**What you are asked to do**:
Take every line where the string "在那一天" appears and copy it.

**Entries**:
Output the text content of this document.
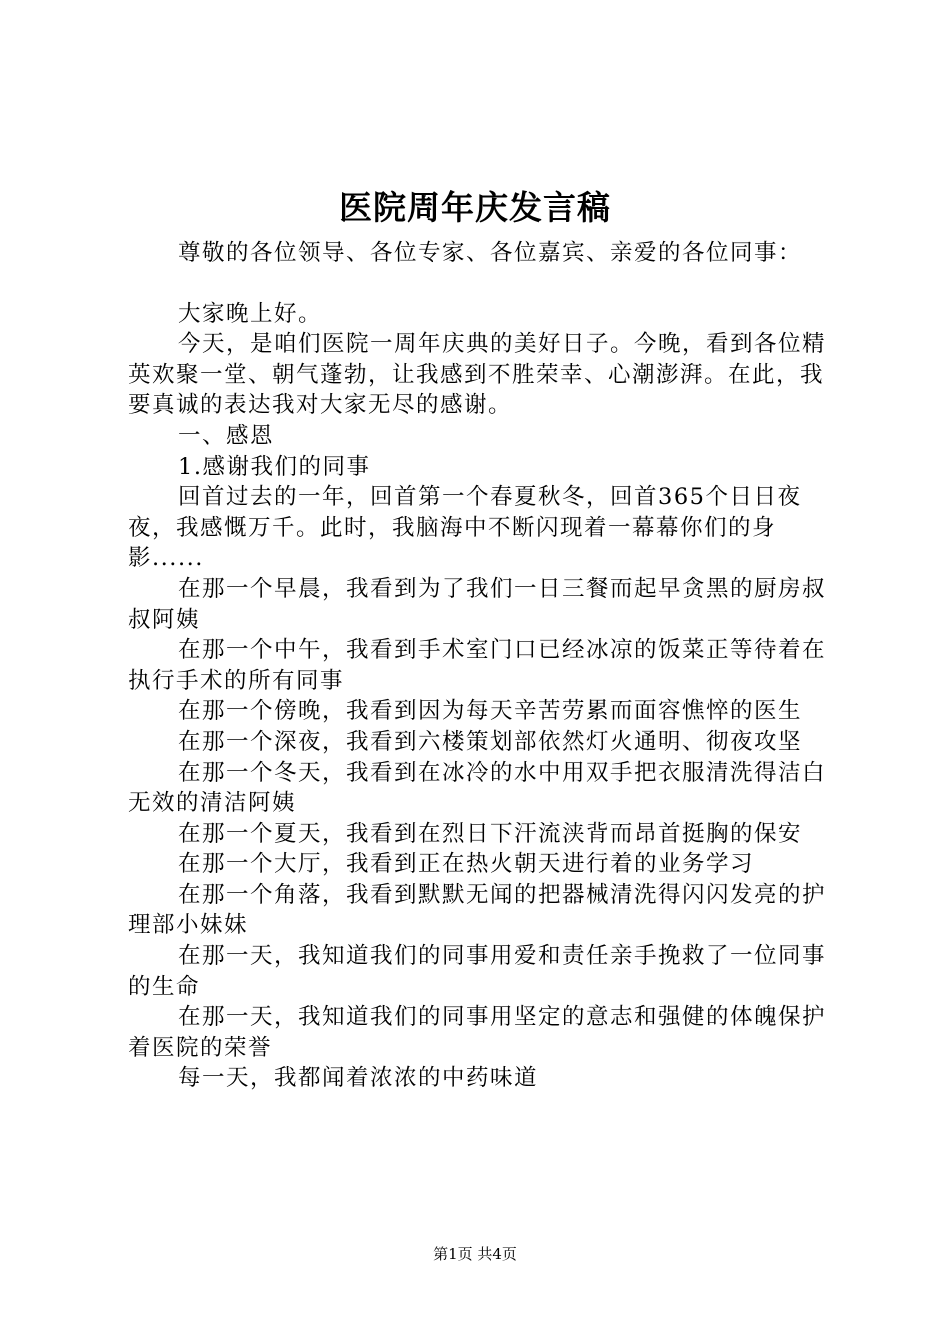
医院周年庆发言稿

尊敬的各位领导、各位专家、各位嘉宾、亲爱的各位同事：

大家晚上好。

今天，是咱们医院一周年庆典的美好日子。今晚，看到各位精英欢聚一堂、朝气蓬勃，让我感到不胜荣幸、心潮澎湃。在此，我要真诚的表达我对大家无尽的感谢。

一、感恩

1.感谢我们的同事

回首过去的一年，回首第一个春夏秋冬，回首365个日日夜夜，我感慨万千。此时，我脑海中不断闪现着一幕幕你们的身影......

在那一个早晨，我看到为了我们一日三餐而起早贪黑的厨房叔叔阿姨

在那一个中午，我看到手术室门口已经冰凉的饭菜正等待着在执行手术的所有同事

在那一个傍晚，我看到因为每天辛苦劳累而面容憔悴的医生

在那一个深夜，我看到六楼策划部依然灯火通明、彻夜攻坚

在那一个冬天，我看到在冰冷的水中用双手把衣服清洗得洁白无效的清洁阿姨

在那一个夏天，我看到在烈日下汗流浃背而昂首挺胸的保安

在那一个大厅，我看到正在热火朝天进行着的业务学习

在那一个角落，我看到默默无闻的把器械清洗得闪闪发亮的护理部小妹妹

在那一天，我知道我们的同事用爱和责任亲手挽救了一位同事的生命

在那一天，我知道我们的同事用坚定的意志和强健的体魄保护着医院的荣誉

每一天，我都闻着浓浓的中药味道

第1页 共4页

**Correct answer**:
在那一天，我知道我们的同事用爱和责任亲手挽救了一位同事的生命
在那一天，我知道我们的同事用坚定的意志和强健的体魄保护着医院的荣誉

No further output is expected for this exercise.